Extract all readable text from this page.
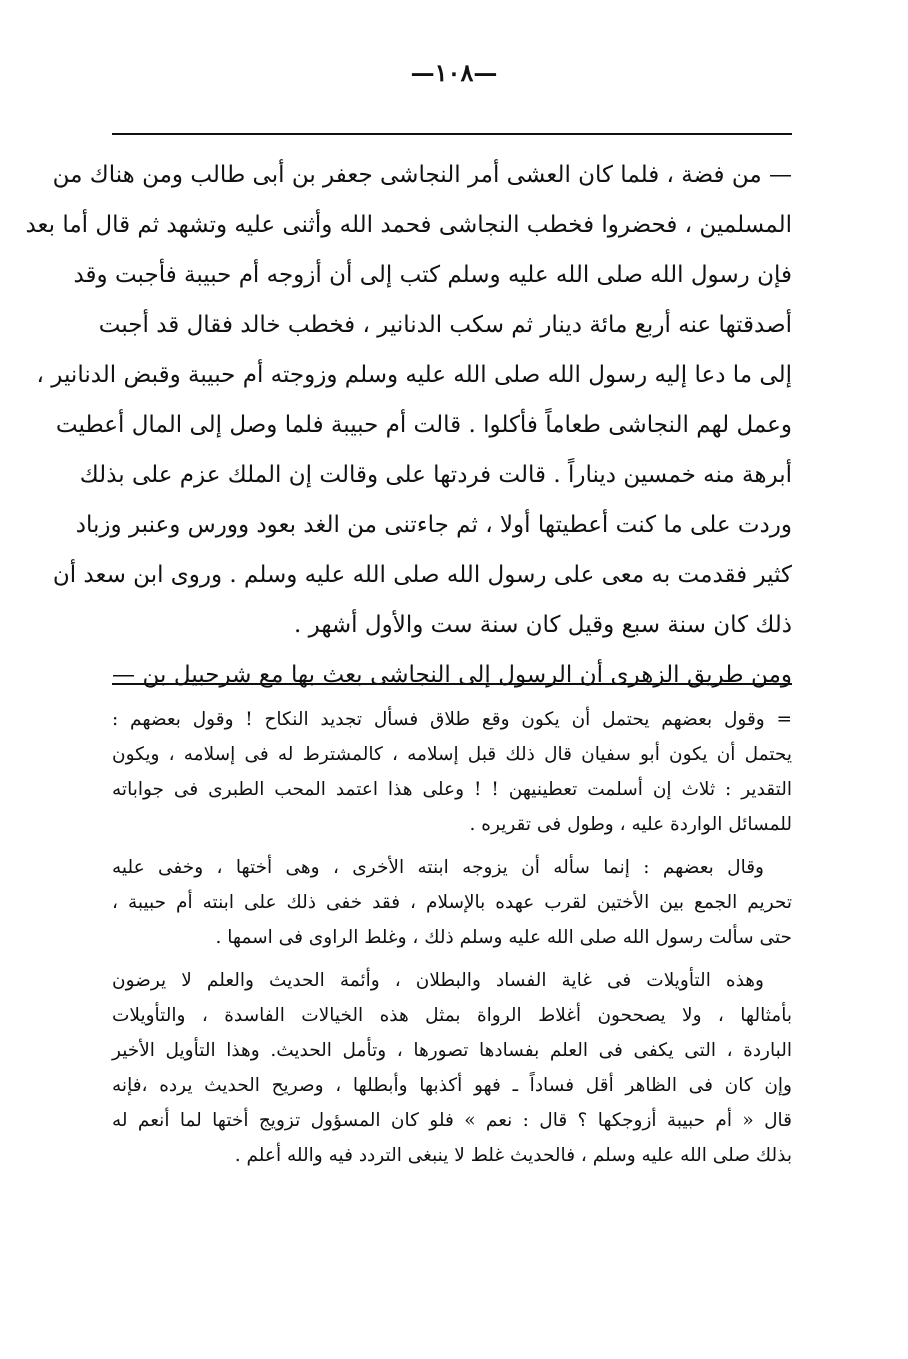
—١٠٨—
— من فضة ، فلما كان العشى أمر النجاشى جعفر بن أبى طالب ومن هناك من
المسلمين ، فحضروا فخطب النجاشى فحمد الله وأثنى عليه وتشهد ثم قال أما بعد
فإن رسول الله صلى الله عليه وسلم كتب إلى أن أزوجه أم حبيبة فأجبت وقد
أصدقتها عنه أربع مائة دينار ثم سكب الدنانير ، فخطب خالد فقال قد أجبت
إلى ما دعا إليه رسول الله صلى الله عليه وسلم وزوجته أم حبيبة وقبض الدنانير ،
وعمل لهم النجاشى طعاماً فأكلوا . قالت أم حبيبة فلما وصل إلى المال أعطيت
أبرهة منه خمسين ديناراً . قالت فردتها على وقالت إن الملك عزم على بذلك
وردت على ما كنت أعطيتها أولا ، ثم جاءتنى من الغد بعود وورس وعنبر وزباد
كثير فقدمت به معى على رسول الله صلى الله عليه وسلم . وروى ابن سعد أن
ذلك كان سنة سبع وقيل كان سنة ست والأول أشهر .
ومن طريق الزهرى أن الرسول إلى النجاشى بعث بها مع شرحبيل بن —
= وقول بعضهم يحتمل أن يكون وقع طلاق فسأل تجديد النكاح ! وقول بعضهم :
يحتمل أن يكون أبو سفيان قال ذلك قبل إسلامه ، كالمشترط له فى إسلامه ، ويكون
التقدير : ثلاث إن أسلمت تعطينيهن ! ! وعلى هذا اعتمد المحب الطبرى فى جواباته
للمسائل الواردة عليه ، وطول فى تقريره .
وقال بعضهم : إنما سأله أن يزوجه ابنته الأخرى ، وهى أختها ، وخفى عليه
تحريم الجمع بين الأختين لقرب عهده بالإسلام ، فقد خفى ذلك على ابنته أم حبيبة ،
حتى سألت رسول الله صلى الله عليه وسلم ذلك ، وغلط الراوى فى اسمها .
وهذه التأويلات فى غاية الفساد والبطلان ، وأئمة الحديث والعلم لا يرضون
بأمثالها ، ولا يصححون أغلاط الرواة بمثل هذه الخيالات الفاسدة ، والتأويلات
الباردة ، التى يكفى فى العلم بفسادها تصورها ، وتأمل الحديث. وهذا التأويل الأخير
وإن كان فى الظاهر أقل فساداً ـ فهو أكذبها وأبطلها ، وصريح الحديث يرده ،فإنه
قال « أم حبيبة أزوجكها ؟ قال : نعم » فلو كان المسؤول تزويج أختها لما أنعم له
بذلك صلى الله عليه وسلم ، فالحديث غلط لا ينبغى التردد فيه والله أعلم .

Direction → Write every entry out again exactly, dropping the pictures.

Exercise solution →
Extract all readable text from this page.
—١٠٨—
— من فضة ، فلما كان العشى أمر النجاشى جعفر بن أبى طالب ومن هناك من
المسلمين ، فحضروا فخطب النجاشى فحمد الله وأثنى عليه وتشهد ثم قال أما بعد
فإن رسول الله صلى الله عليه وسلم كتب إلى أن أزوجه أم حبيبة فأجبت وقد
أصدقتها عنه أربع مائة دينار ثم سكب الدنانير ، فخطب خالد فقال قد أجبت
إلى ما دعا إليه رسول الله صلى الله عليه وسلم وزوجته أم حبيبة وقبض الدنانير ،
وعمل لهم النجاشى طعاماً فأكلوا . قالت أم حبيبة فلما وصل إلى المال أعطيت
أبرهة منه خمسين ديناراً . قالت فردتها على وقالت إن الملك عزم على بذلك
وردت على ما كنت أعطيتها أولا ، ثم جاءتنى من الغد بعود وورس وعنبر وزباد
كثير فقدمت به معى على رسول الله صلى الله عليه وسلم . وروى ابن سعد أن
ذلك كان سنة سبع وقيل كان سنة ست والأول أشهر .
ومن طريق الزهرى أن الرسول إلى النجاشى بعث بها مع شرحبيل بن —
= وقول بعضهم يحتمل أن يكون وقع طلاق فسأل تجديد النكاح ! وقول بعضهم :
يحتمل أن يكون أبو سفيان قال ذلك قبل إسلامه ، كالمشترط له فى إسلامه ، ويكون
التقدير : ثلاث إن أسلمت تعطينيهن ! ! وعلى هذا اعتمد المحب الطبرى فى جواباته
للمسائل الواردة عليه ، وطول فى تقريره .
وقال بعضهم : إنما سأله أن يزوجه ابنته الأخرى ، وهى أختها ، وخفى عليه
تحريم الجمع بين الأختين لقرب عهده بالإسلام ، فقد خفى ذلك على ابنته أم حبيبة ،
حتى سألت رسول الله صلى الله عليه وسلم ذلك ، وغلط الراوى فى اسمها .
وهذه التأويلات فى غاية الفساد والبطلان ، وأئمة الحديث والعلم لا يرضون
بأمثالها ، ولا يصححون أغلاط الرواة بمثل هذه الخيالات الفاسدة ، والتأويلات
الباردة ، التى يكفى فى العلم بفسادها تصورها ، وتأمل الحديث. وهذا التأويل الأخير
وإن كان فى الظاهر أقل فساداً ـ فهو أكذبها وأبطلها ، وصريح الحديث يرده ،فإنه
قال « أم حبيبة أزوجكها ؟ قال : نعم » فلو كان المسؤول تزويج أختها لما أنعم له
بذلك صلى الله عليه وسلم ، فالحديث غلط لا ينبغى التردد فيه والله أعلم .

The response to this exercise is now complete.